*Reading passage:*
Noteworthy: What tradeoffs you want WILL CHANGE. At the beginning, you’ll favor simplicity and orthogonality.
As your code gets more complicated, you’ll favor flexibility and convenience, and probably less retention.
Notes on Retention
If you’re working with a retain-mode API, you’ll constantly be diffing what’s retained by that API compared to what action you want to tell that API to take in response to some event.
Rather than write code like this (COPIED FROM THE LECTURE AT 42:00)
if (XButtonDown)
{
if (!Hookline)
{
Hookline = CreateJoint(Rocket, Pole);
}
}
else if (Hookline)
{
DeleteJoint(Hookline);
Hookline = 0;
}
Simulate();
it would be much easier to write code like this:
if (XButtonDown) DoJoint(Rocket, Pole);
Simulate();
The Optimal API
The optimal API is one which is gradually tiered, highly decouples, with no retention at its most granular tier, and always lets the game dictate the flow of control.
Cheat sheet summary
- When you sit down to write an API, write the code that uses the API first.

*Work task:*
Reproduce the API design notes word for word, from "As your code" up to and including "if (!Hookline)".

*Record excerpts:*
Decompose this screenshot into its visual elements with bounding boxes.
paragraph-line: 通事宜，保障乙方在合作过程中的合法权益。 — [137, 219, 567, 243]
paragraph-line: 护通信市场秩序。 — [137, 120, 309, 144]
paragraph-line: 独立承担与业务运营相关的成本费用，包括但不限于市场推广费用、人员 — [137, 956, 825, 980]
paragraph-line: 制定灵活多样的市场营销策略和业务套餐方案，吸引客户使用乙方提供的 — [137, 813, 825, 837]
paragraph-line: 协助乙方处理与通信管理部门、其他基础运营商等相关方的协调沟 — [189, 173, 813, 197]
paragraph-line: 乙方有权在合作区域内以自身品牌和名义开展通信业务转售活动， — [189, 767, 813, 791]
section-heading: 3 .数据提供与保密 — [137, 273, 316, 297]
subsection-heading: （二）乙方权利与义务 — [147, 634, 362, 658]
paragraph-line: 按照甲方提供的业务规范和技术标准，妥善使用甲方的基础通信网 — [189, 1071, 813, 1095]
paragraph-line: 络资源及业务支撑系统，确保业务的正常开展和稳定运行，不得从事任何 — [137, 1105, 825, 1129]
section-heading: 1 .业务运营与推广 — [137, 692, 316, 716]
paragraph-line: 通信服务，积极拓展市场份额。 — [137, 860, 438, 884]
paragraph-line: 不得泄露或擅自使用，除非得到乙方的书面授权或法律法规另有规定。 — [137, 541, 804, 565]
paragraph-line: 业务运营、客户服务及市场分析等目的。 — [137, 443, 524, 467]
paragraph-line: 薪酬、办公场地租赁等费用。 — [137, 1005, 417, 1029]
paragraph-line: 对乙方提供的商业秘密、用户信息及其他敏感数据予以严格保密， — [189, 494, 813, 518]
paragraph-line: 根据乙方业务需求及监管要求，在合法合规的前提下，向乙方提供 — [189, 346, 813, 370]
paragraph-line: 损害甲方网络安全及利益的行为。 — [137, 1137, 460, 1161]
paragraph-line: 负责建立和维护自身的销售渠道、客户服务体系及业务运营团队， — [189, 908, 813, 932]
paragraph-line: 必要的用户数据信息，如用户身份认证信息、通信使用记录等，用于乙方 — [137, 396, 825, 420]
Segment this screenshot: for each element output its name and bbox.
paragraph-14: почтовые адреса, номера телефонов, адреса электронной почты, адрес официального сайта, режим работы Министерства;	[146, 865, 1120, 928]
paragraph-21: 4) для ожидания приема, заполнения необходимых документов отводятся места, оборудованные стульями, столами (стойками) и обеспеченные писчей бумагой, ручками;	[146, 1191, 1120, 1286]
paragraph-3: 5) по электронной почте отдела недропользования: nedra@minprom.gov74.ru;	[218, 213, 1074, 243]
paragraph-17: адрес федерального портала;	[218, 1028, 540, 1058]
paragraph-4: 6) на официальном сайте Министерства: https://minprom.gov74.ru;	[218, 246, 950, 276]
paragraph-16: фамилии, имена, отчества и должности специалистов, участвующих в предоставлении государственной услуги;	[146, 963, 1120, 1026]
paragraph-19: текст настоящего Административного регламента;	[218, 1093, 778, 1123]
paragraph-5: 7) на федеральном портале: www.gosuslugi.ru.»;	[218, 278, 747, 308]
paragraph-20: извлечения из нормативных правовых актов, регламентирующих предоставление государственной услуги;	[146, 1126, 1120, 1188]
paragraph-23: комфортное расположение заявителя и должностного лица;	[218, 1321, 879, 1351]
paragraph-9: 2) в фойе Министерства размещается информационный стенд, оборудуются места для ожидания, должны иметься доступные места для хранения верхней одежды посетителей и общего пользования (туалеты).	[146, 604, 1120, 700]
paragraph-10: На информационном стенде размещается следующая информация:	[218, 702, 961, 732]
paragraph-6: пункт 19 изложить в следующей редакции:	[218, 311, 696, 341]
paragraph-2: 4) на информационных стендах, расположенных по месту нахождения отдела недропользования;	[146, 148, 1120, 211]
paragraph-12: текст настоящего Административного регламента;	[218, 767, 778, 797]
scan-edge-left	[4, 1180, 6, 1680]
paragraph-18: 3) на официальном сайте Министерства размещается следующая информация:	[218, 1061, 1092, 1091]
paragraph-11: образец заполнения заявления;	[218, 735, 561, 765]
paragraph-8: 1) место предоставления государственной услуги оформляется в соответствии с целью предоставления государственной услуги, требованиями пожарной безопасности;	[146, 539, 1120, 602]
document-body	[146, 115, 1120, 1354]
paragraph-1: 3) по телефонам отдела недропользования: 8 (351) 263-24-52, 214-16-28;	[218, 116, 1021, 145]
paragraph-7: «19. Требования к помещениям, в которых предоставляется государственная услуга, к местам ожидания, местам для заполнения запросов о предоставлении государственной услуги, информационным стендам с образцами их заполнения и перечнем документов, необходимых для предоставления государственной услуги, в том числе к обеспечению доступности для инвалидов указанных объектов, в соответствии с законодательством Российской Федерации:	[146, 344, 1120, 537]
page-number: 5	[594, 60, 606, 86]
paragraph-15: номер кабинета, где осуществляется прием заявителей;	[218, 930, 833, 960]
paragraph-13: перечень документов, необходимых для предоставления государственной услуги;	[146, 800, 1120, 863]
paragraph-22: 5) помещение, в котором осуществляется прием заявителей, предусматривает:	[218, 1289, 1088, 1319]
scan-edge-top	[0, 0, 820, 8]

*Result of this task:*
As your code gets more complicated, you’ll favor flexibility and convenience, and probably less retention.
Notes on Retention
If you’re working with a retain-mode API, you’ll constantly be diffing what’s retained by that API compared to what action you want to tell that API to take in response to some event.
Rather than write code like this (COPIED FROM THE LECTURE AT 42:00)
if (XButtonDown)
{
if (!Hookline)